Dataset records
* * * * * * *

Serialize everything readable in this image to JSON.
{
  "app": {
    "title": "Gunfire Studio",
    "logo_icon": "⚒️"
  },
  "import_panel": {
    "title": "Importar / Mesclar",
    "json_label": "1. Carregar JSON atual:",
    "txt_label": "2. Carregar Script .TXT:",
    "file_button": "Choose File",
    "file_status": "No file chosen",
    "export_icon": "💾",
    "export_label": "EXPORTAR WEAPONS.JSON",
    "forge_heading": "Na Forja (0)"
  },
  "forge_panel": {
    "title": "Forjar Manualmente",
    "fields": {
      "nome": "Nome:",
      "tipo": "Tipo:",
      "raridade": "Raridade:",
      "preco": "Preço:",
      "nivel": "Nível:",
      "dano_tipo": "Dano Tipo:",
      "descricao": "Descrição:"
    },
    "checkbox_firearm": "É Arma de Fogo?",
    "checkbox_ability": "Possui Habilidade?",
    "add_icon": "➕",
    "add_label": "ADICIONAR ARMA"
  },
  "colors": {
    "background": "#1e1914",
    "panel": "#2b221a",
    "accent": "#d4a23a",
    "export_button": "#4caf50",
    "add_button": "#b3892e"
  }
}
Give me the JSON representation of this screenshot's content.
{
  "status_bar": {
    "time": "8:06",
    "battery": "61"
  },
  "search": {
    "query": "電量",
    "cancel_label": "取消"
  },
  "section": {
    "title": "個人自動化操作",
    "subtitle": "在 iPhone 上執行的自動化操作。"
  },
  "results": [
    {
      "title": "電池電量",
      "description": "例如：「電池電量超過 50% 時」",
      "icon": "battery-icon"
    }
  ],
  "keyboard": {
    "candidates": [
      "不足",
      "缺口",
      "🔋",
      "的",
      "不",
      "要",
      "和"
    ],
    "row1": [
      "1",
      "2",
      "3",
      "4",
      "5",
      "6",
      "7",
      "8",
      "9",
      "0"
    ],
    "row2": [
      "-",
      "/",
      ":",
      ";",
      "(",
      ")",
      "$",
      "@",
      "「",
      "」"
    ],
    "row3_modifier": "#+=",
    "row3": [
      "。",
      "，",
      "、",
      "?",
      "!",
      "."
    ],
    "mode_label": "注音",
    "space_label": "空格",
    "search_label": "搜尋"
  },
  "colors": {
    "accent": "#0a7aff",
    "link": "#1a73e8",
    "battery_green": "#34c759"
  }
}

* * * * * * *

> [EXERCISE GOAL]:
Copy each line of the data exactly, leaving nothing out.

> [EXPECTED OUTPUT]:
Serialize everything readable in this image to JSON.
{
  "app": {
    "title": "Gunfire Studio",
    "logo_icon": "⚒️"
  },
  "import_panel": {
    "title": "Importar / Mesclar",
    "json_label": "1. Carregar JSON atual:",
    "txt_label": "2. Carregar Script .TXT:",
    "file_button": "Choose File",
    "file_status": "No file chosen",
    "export_icon": "💾",
    "export_label": "EXPORTAR WEAPONS.JSON",
    "forge_heading": "Na Forja (0)"
  },
  "forge_panel": {
    "title": "Forjar Manualmente",
    "fields": {
      "nome": "Nome:",
      "tipo": "Tipo:",
      "raridade": "Raridade:",
      "preco": "Preço:",
      "nivel": "Nível:",
      "dano_tipo": "Dano Tipo:",
      "descricao": "Descrição:"
    },
    "checkbox_firearm": "É Arma de Fogo?",
    "checkbox_ability": "Possui Habilidade?",
    "add_icon": "➕",
    "add_label": "ADICIONAR ARMA"
  },
  "colors": {
    "background": "#1e1914",
    "panel": "#2b221a",
    "accent": "#d4a23a",
    "export_button": "#4caf50",
    "add_button": "#b3892e"
  }
}
Give me the JSON representation of this screenshot's content.
{
  "status_bar": {
    "time": "8:06",
    "battery": "61"
  },
  "search": {
    "query": "電量",
    "cancel_label": "取消"
  },
  "section": {
    "title": "個人自動化操作",
    "subtitle": "在 iPhone 上執行的自動化操作。"
  },
  "results": [
    {
      "title": "電池電量",
      "description": "例如：「電池電量超過 50% 時」",
      "icon": "battery-icon"
    }
  ],
  "keyboard": {
    "candidates": [
      "不足",
      "缺口",
      "🔋",
      "的",
      "不",
      "要",
      "和"
    ],
    "row1": [
      "1",
      "2",
      "3",
      "4",
      "5",
      "6",
      "7",
      "8",
      "9",
      "0"
    ],
    "row2": [
      "-",
      "/",
      ":",
      ";",
      "(",
      ")",
      "$",
      "@",
      "「",
      "」"
    ],
    "row3_modifier": "#+=",
    "row3": [
      "。",
      "，",
      "、",
      "?",
      "!",
      "."
    ],
    "mode_label": "注音",
    "space_label": "空格",
    "search_label": "搜尋"
  },
  "colors": {
    "accent": "#0a7aff",
    "link": "#1a73e8",
    "battery_green": "#34c759"
  }
}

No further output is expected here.